Copy out the data below verbatim.
START Data entries
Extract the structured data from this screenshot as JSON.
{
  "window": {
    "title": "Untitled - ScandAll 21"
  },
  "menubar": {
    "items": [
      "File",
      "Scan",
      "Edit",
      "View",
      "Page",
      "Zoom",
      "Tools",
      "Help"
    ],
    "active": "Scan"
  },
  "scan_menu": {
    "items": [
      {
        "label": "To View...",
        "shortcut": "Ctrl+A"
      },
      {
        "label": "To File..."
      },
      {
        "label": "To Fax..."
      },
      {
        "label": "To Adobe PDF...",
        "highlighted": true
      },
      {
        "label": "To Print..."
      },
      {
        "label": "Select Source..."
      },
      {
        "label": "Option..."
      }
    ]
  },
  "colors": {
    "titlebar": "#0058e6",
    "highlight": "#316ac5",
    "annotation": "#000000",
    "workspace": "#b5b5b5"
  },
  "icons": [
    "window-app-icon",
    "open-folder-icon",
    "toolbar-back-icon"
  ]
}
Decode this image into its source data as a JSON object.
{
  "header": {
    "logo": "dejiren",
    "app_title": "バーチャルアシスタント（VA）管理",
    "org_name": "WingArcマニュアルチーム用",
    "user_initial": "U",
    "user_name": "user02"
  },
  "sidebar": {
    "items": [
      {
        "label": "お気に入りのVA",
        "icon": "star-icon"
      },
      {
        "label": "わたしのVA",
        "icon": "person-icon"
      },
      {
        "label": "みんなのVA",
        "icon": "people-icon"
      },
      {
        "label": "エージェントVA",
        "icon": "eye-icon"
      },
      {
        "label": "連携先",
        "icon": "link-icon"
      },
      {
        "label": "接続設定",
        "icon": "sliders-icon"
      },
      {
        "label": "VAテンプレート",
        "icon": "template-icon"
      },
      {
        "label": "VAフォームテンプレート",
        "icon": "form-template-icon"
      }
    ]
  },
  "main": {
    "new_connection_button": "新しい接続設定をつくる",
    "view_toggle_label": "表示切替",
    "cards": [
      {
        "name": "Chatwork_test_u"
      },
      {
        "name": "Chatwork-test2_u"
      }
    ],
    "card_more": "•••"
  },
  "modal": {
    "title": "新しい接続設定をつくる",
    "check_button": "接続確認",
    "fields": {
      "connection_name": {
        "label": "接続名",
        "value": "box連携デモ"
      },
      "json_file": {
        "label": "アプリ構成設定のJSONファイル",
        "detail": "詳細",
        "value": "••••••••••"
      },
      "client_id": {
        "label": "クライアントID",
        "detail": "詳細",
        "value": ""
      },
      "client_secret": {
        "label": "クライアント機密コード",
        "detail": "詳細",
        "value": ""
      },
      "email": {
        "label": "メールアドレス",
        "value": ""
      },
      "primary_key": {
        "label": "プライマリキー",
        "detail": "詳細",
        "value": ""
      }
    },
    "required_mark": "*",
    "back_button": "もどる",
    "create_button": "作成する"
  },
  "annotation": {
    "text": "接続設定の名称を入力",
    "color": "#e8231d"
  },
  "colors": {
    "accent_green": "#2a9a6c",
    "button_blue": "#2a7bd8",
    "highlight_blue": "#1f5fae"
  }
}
END Data entries
→ **Problem solution**:
Extract the structured data from this screenshot as JSON.
{
  "window": {
    "title": "Untitled - ScandAll 21"
  },
  "menubar": {
    "items": [
      "File",
      "Scan",
      "Edit",
      "View",
      "Page",
      "Zoom",
      "Tools",
      "Help"
    ],
    "active": "Scan"
  },
  "scan_menu": {
    "items": [
      {
        "label": "To View...",
        "shortcut": "Ctrl+A"
      },
      {
        "label": "To File..."
      },
      {
        "label": "To Fax..."
      },
      {
        "label": "To Adobe PDF...",
        "highlighted": true
      },
      {
        "label": "To Print..."
      },
      {
        "label": "Select Source..."
      },
      {
        "label": "Option..."
      }
    ]
  },
  "colors": {
    "titlebar": "#0058e6",
    "highlight": "#316ac5",
    "annotation": "#000000",
    "workspace": "#b5b5b5"
  },
  "icons": [
    "window-app-icon",
    "open-folder-icon",
    "toolbar-back-icon"
  ]
}
Decode this image into its source data as a JSON object.
{
  "header": {
    "logo": "dejiren",
    "app_title": "バーチャルアシスタント（VA）管理",
    "org_name": "WingArcマニュアルチーム用",
    "user_initial": "U",
    "user_name": "user02"
  },
  "sidebar": {
    "items": [
      {
        "label": "お気に入りのVA",
        "icon": "star-icon"
      },
      {
        "label": "わたしのVA",
        "icon": "person-icon"
      },
      {
        "label": "みんなのVA",
        "icon": "people-icon"
      },
      {
        "label": "エージェントVA",
        "icon": "eye-icon"
      },
      {
        "label": "連携先",
        "icon": "link-icon"
      },
      {
        "label": "接続設定",
        "icon": "sliders-icon"
      },
      {
        "label": "VAテンプレート",
        "icon": "template-icon"
      },
      {
        "label": "VAフォームテンプレート",
        "icon": "form-template-icon"
      }
    ]
  },
  "main": {
    "new_connection_button": "新しい接続設定をつくる",
    "view_toggle_label": "表示切替",
    "cards": [
      {
        "name": "Chatwork_test_u"
      },
      {
        "name": "Chatwork-test2_u"
      }
    ],
    "card_more": "•••"
  },
  "modal": {
    "title": "新しい接続設定をつくる",
    "check_button": "接続確認",
    "fields": {
      "connection_name": {
        "label": "接続名",
        "value": "box連携デモ"
      },
      "json_file": {
        "label": "アプリ構成設定のJSONファイル",
        "detail": "詳細",
        "value": "••••••••••"
      },
      "client_id": {
        "label": "クライアントID",
        "detail": "詳細",
        "value": ""
      },
      "client_secret": {
        "label": "クライアント機密コード",
        "detail": "詳細",
        "value": ""
      },
      "email": {
        "label": "メールアドレス",
        "value": ""
      },
      "primary_key": {
        "label": "プライマリキー",
        "detail": "詳細",
        "value": ""
      }
    },
    "required_mark": "*",
    "back_button": "もどる",
    "create_button": "作成する"
  },
  "annotation": {
    "text": "接続設定の名称を入力",
    "color": "#e8231d"
  },
  "colors": {
    "accent_green": "#2a9a6c",
    "button_blue": "#2a7bd8",
    "highlight_blue": "#1f5fae"
  }
}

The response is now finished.